Figure record listings:

-------

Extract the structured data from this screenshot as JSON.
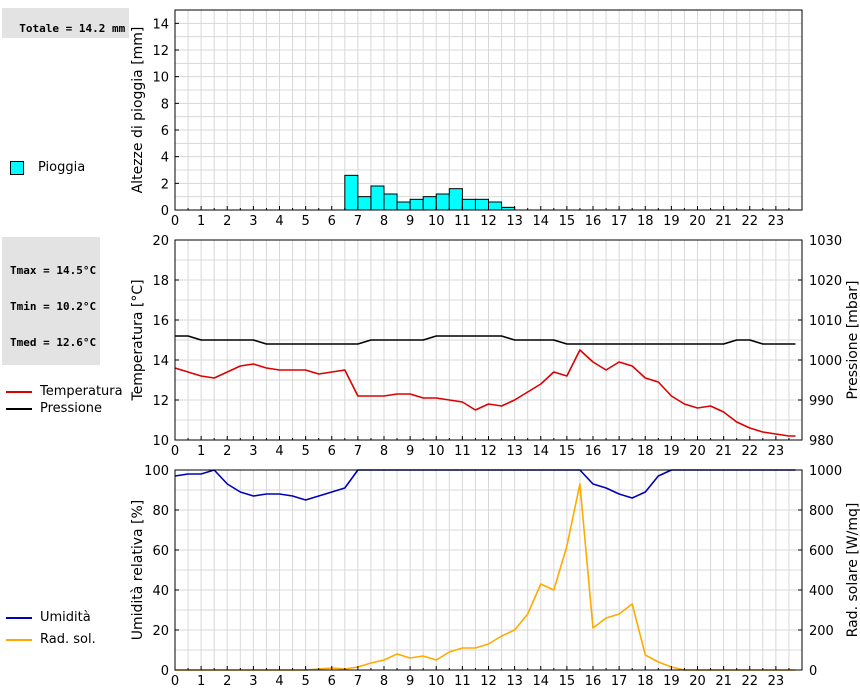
{
  "stats": {
    "totale": "Totale = 14.2 mm",
    "tmax": "Tmax = 14.5°C",
    "tmin": "Tmin = 10.2°C",
    "tmed": "Tmed = 12.6°C"
  },
  "colors": {
    "rain": "#00ffff",
    "temperature": "#dd0000",
    "pressure": "#000000",
    "humidity": "#0000bb",
    "radiation": "#ffaa00"
  },
  "chart_data": [
    {
      "type": "bar",
      "legend": [
        "Pioggia"
      ],
      "ylabel": "Altezze di pioggia [mm]",
      "xlim": [
        0,
        24
      ],
      "ylim": [
        0,
        15
      ],
      "xticks": [
        0,
        1,
        2,
        3,
        4,
        5,
        6,
        7,
        8,
        9,
        10,
        11,
        12,
        13,
        14,
        15,
        16,
        17,
        18,
        19,
        20,
        21,
        22,
        23
      ],
      "yticks": [
        0,
        2,
        4,
        6,
        8,
        10,
        12,
        14
      ],
      "grid": true,
      "bar_width": 0.5,
      "series": [
        {
          "name": "Pioggia",
          "x": [
            6.5,
            7.0,
            7.5,
            8.0,
            8.5,
            9.0,
            9.5,
            10.0,
            10.5,
            11.0,
            11.5,
            12.0,
            12.5
          ],
          "values": [
            2.6,
            1.0,
            1.8,
            1.2,
            0.6,
            0.8,
            1.0,
            1.2,
            1.6,
            0.8,
            0.8,
            0.6,
            0.2
          ]
        }
      ]
    },
    {
      "type": "line",
      "legend": [
        "Temperatura",
        "Pressione"
      ],
      "ylabel": "Temperatura [°C]",
      "ylabel_right": "Pressione [mbar]",
      "xlim": [
        0,
        24
      ],
      "ylim": [
        10,
        20
      ],
      "ylim_right": [
        980,
        1030
      ],
      "xticks": [
        0,
        1,
        2,
        3,
        4,
        5,
        6,
        7,
        8,
        9,
        10,
        11,
        12,
        13,
        14,
        15,
        16,
        17,
        18,
        19,
        20,
        21,
        22,
        23
      ],
      "yticks": [
        10,
        12,
        14,
        16,
        18,
        20
      ],
      "yticks_right": [
        980,
        990,
        1000,
        1010,
        1020,
        1030
      ],
      "grid": true,
      "series": [
        {
          "name": "Temperatura",
          "axis": "left",
          "x": [
            0,
            0.5,
            1,
            1.5,
            2,
            2.5,
            3,
            3.5,
            4,
            4.5,
            5,
            5.5,
            6,
            6.5,
            7,
            7.5,
            8,
            8.5,
            9,
            9.5,
            10,
            10.5,
            11,
            11.5,
            12,
            12.5,
            13,
            13.5,
            14,
            14.5,
            15,
            15.5,
            16,
            16.5,
            17,
            17.5,
            18,
            18.5,
            19,
            19.5,
            20,
            20.5,
            21,
            21.5,
            22,
            22.5,
            23,
            23.5,
            23.75
          ],
          "values": [
            13.6,
            13.4,
            13.2,
            13.1,
            13.4,
            13.7,
            13.8,
            13.6,
            13.5,
            13.5,
            13.5,
            13.3,
            13.4,
            13.5,
            12.2,
            12.2,
            12.2,
            12.3,
            12.3,
            12.1,
            12.1,
            12.0,
            11.9,
            11.5,
            11.8,
            11.7,
            12.0,
            12.4,
            12.8,
            13.4,
            13.2,
            14.5,
            13.9,
            13.5,
            13.9,
            13.7,
            13.1,
            12.9,
            12.2,
            11.8,
            11.6,
            11.7,
            11.4,
            10.9,
            10.6,
            10.4,
            10.3,
            10.2,
            10.2
          ]
        },
        {
          "name": "Pressione",
          "axis": "right",
          "x": [
            0,
            0.5,
            1,
            1.5,
            2,
            2.5,
            3,
            3.5,
            4,
            4.5,
            5,
            5.5,
            6,
            6.5,
            7,
            7.5,
            8,
            8.5,
            9,
            9.5,
            10,
            10.5,
            11,
            11.5,
            12,
            12.5,
            13,
            13.5,
            14,
            14.5,
            15,
            15.5,
            16,
            16.5,
            17,
            17.5,
            18,
            18.5,
            19,
            19.5,
            20,
            20.5,
            21,
            21.5,
            22,
            22.5,
            23,
            23.5,
            23.75
          ],
          "values": [
            1006,
            1006,
            1005,
            1005,
            1005,
            1005,
            1005,
            1004,
            1004,
            1004,
            1004,
            1004,
            1004,
            1004,
            1004,
            1005,
            1005,
            1005,
            1005,
            1005,
            1006,
            1006,
            1006,
            1006,
            1006,
            1006,
            1005,
            1005,
            1005,
            1005,
            1004,
            1004,
            1004,
            1004,
            1004,
            1004,
            1004,
            1004,
            1004,
            1004,
            1004,
            1004,
            1004,
            1005,
            1005,
            1004,
            1004,
            1004,
            1004
          ]
        }
      ]
    },
    {
      "type": "line",
      "legend": [
        "Umidità",
        "Rad. sol."
      ],
      "ylabel": "Umidità relativa [%]",
      "ylabel_right": "Rad. solare [W/mq]",
      "xlim": [
        0,
        24
      ],
      "ylim": [
        0,
        100
      ],
      "ylim_right": [
        0,
        1000
      ],
      "xticks": [
        0,
        1,
        2,
        3,
        4,
        5,
        6,
        7,
        8,
        9,
        10,
        11,
        12,
        13,
        14,
        15,
        16,
        17,
        18,
        19,
        20,
        21,
        22,
        23
      ],
      "yticks": [
        0,
        20,
        40,
        60,
        80,
        100
      ],
      "yticks_right": [
        0,
        200,
        400,
        600,
        800,
        1000
      ],
      "grid": true,
      "series": [
        {
          "name": "Umidità",
          "axis": "left",
          "x": [
            0,
            0.5,
            1,
            1.5,
            2,
            2.5,
            3,
            3.5,
            4,
            4.5,
            5,
            5.5,
            6,
            6.5,
            7,
            7.5,
            8,
            9,
            10,
            11,
            12,
            13,
            14,
            15,
            15.5,
            16,
            16.5,
            17,
            17.5,
            18,
            18.5,
            19,
            20,
            21,
            22,
            23,
            23.75
          ],
          "values": [
            97,
            98,
            98,
            100,
            93,
            89,
            87,
            88,
            88,
            87,
            85,
            87,
            89,
            91,
            100,
            100,
            100,
            100,
            100,
            100,
            100,
            100,
            100,
            100,
            100,
            93,
            91,
            88,
            86,
            89,
            97,
            100,
            100,
            100,
            100,
            100,
            100
          ]
        },
        {
          "name": "Rad. sol.",
          "axis": "right",
          "x": [
            0,
            1,
            2,
            3,
            4,
            5,
            5.5,
            6,
            6.5,
            7,
            7.5,
            8,
            8.5,
            9,
            9.5,
            10,
            10.5,
            11,
            11.5,
            12,
            12.5,
            13,
            13.5,
            14,
            14.5,
            15,
            15.5,
            16,
            16.5,
            17,
            17.5,
            18,
            18.5,
            19,
            19.5,
            20,
            21,
            22,
            23,
            23.75
          ],
          "values": [
            0,
            0,
            0,
            0,
            0,
            0,
            5,
            10,
            5,
            15,
            35,
            50,
            80,
            60,
            70,
            50,
            90,
            110,
            110,
            130,
            170,
            200,
            280,
            430,
            400,
            620,
            930,
            210,
            260,
            280,
            330,
            75,
            40,
            15,
            0,
            0,
            0,
            0,
            0,
            0
          ]
        }
      ]
    }
  ]
}
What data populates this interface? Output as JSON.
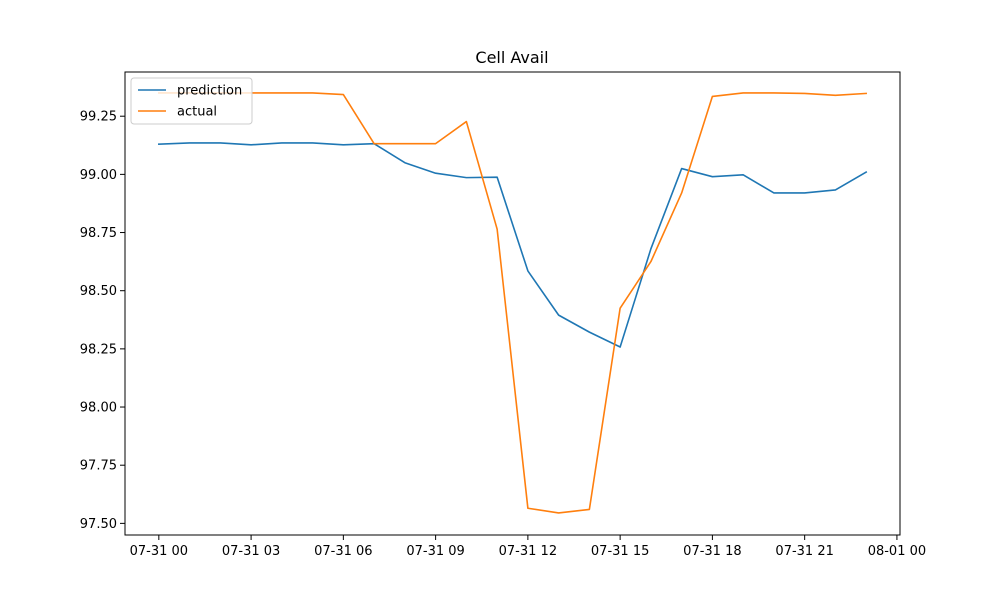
{
  "chart_data": {
    "type": "line",
    "title": "Cell Avail",
    "xlabel": "",
    "ylabel": "",
    "x": [
      "07-31 00",
      "07-31 01",
      "07-31 02",
      "07-31 03",
      "07-31 04",
      "07-31 05",
      "07-31 06",
      "07-31 07",
      "07-31 08",
      "07-31 09",
      "07-31 10",
      "07-31 11",
      "07-31 12",
      "07-31 13",
      "07-31 14",
      "07-31 15",
      "07-31 16",
      "07-31 17",
      "07-31 18",
      "07-31 19",
      "07-31 20",
      "07-31 21",
      "07-31 22",
      "07-31 23"
    ],
    "x_ticks": [
      "07-31 00",
      "07-31 03",
      "07-31 06",
      "07-31 09",
      "07-31 12",
      "07-31 15",
      "07-31 18",
      "07-31 21",
      "08-01 00"
    ],
    "xlim_hours": [
      -1.1,
      24.1
    ],
    "ylim": [
      97.45,
      99.44
    ],
    "y_ticks": [
      "97.50",
      "97.75",
      "98.00",
      "98.25",
      "98.50",
      "98.75",
      "99.00",
      "99.25"
    ],
    "legend_position": "upper-left",
    "grid": false,
    "series": [
      {
        "name": "prediction",
        "color": "#1f77b4",
        "values": [
          99.13,
          99.135,
          99.135,
          99.127,
          99.135,
          99.135,
          99.127,
          99.132,
          99.05,
          99.005,
          98.986,
          98.988,
          98.585,
          98.395,
          98.322,
          98.258,
          98.68,
          99.025,
          98.99,
          98.998,
          98.92,
          98.92,
          98.933,
          99.01
        ]
      },
      {
        "name": "actual",
        "color": "#ff7f0e",
        "values": [
          99.35,
          99.35,
          99.35,
          99.35,
          99.35,
          99.35,
          99.343,
          99.132,
          99.132,
          99.132,
          99.227,
          98.765,
          97.565,
          97.545,
          97.56,
          98.425,
          98.625,
          98.92,
          99.335,
          99.35,
          99.35,
          99.348,
          99.34,
          99.348
        ]
      }
    ]
  }
}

-------

Copy every line that contains the string "Pressione".

        "Pressione"
      "ylabel_right": "Pressione [mbar]",
          "name": "Pressione",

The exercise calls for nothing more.